> **Given request**
Search the material below for the string "until" and extract each line that has it.

Data records
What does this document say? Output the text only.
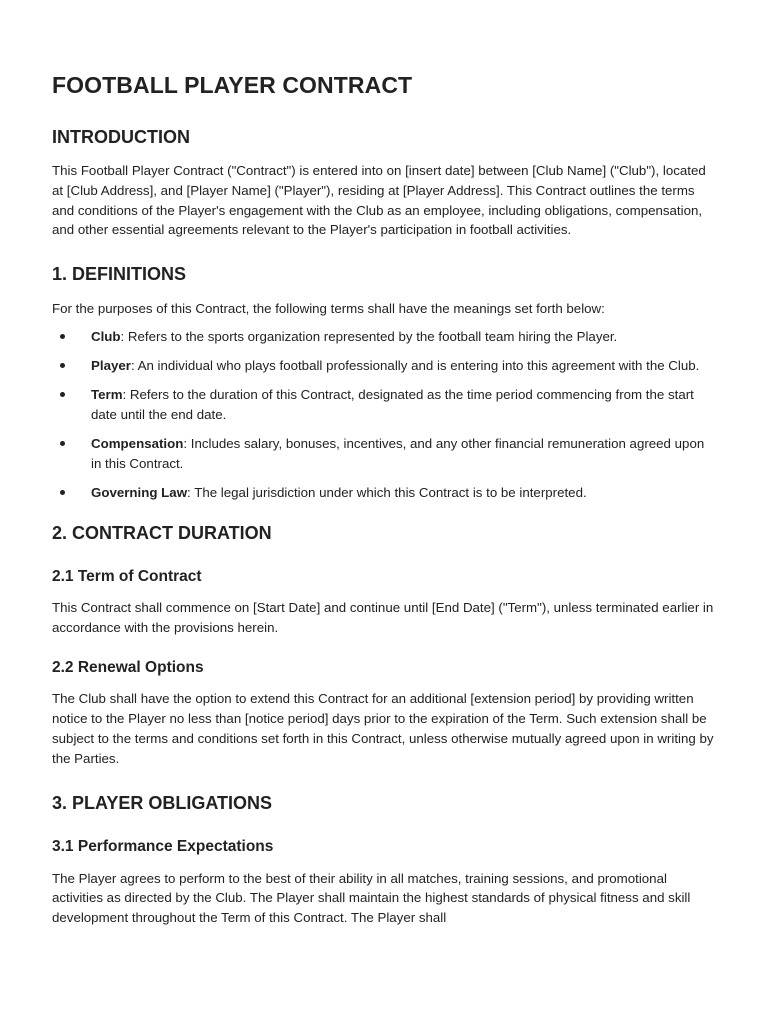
FOOTBALL PLAYER CONTRACT
INTRODUCTION

This Football Player Contract ("Contract") is entered into on [insert date] between [Club Name] ("Club"), located at [Club Address], and [Player Name] ("Player"), residing at [Player Address]. This Contract outlines the terms and conditions of the Player's engagement with the Club as an employee, including obligations, compensation, and other essential agreements relevant to the Player's participation in football activities.

1. DEFINITIONS

For the purposes of this Contract, the following terms shall have the meanings set forth below:

Club: Refers to the sports organization represented by the football team hiring the Player.
Player: An individual who plays football professionally and is entering into this agreement with the Club.
Term: Refers to the duration of this Contract, designated as the time period commencing from the start date until the end date.
Compensation: Includes salary, bonuses, incentives, and any other financial remuneration agreed upon in this Contract.
Governing Law: The legal jurisdiction under which this Contract is to be interpreted.
2. CONTRACT DURATION
2.1 Term of Contract

This Contract shall commence on [Start Date] and continue until [End Date] ("Term"), unless terminated earlier in accordance with the provisions herein.

2.2 Renewal Options

The Club shall have the option to extend this Contract for an additional [extension period] by providing written notice to the Player no less than [notice period] days prior to the expiration of the Term. Such extension shall be subject to the terms and conditions set forth in this Contract, unless otherwise mutually agreed upon in writing by the Parties.

3. PLAYER OBLIGATIONS
3.1 Performance Expectations

The Player agrees to perform to the best of their ability in all matches, training sessions, and promotional activities as directed by the Club. The Player shall maintain the highest standards of physical fitness and skill development throughout the Term of this Contract. The Player shall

> **Written response**
Term: Refers to the duration of this Contract, designated as the time period commencing from the start date until the end date.
This Contract shall commence on [Start Date] and continue until [End Date] ("Term"), unless terminated earlier in accordance with the provisions herein.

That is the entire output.